Return the listing word for word, as given.

Given data ::
▼
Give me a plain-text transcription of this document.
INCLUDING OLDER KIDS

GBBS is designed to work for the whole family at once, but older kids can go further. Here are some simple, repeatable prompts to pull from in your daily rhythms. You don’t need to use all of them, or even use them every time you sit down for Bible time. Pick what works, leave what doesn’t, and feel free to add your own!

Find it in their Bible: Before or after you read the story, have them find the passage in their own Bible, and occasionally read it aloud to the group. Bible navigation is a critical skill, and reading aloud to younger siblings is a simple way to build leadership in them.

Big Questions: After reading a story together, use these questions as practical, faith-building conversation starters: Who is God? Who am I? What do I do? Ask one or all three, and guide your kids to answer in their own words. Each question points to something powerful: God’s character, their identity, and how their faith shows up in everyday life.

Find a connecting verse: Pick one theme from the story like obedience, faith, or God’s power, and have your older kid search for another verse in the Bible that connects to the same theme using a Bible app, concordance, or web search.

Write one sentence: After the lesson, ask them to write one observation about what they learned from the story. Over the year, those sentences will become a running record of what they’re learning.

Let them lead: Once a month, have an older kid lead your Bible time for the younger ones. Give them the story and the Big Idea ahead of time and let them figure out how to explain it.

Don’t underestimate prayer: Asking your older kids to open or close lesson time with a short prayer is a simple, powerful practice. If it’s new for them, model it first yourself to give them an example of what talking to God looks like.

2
▲
Solved exercise ::
Give me a plain-text transcription of this document.
INCLUDING OLDER KIDS

GBBS is designed to work for the whole family at once, but older kids can go further. Here are some simple, repeatable prompts to pull from in your daily rhythms. You don’t need to use all of them, or even use them every time you sit down for Bible time. Pick what works, leave what doesn’t, and feel free to add your own!

Find it in their Bible: Before or after you read the story, have them find the passage in their own Bible, and occasionally read it aloud to the group. Bible navigation is a critical skill, and reading aloud to younger siblings is a simple way to build leadership in them.

Big Questions: After reading a story together, use these questions as practical, faith-building conversation starters: Who is God? Who am I? What do I do? Ask one or all three, and guide your kids to answer in their own words. Each question points to something powerful: God’s character, their identity, and how their faith shows up in everyday life.

Find a connecting verse: Pick one theme from the story like obedience, faith, or God’s power, and have your older kid search for another verse in the Bible that connects to the same theme using a Bible app, concordance, or web search.

Write one sentence: After the lesson, ask them to write one observation about what they learned from the story. Over the year, those sentences will become a running record of what they’re learning.

Let them lead: Once a month, have an older kid lead your Bible time for the younger ones. Give them the story and the Big Idea ahead of time and let them figure out how to explain it.

Don’t underestimate prayer: Asking your older kids to open or close lesson time with a short prayer is a simple, powerful practice. If it’s new for them, model it first yourself to give them an example of what talking to God looks like.

2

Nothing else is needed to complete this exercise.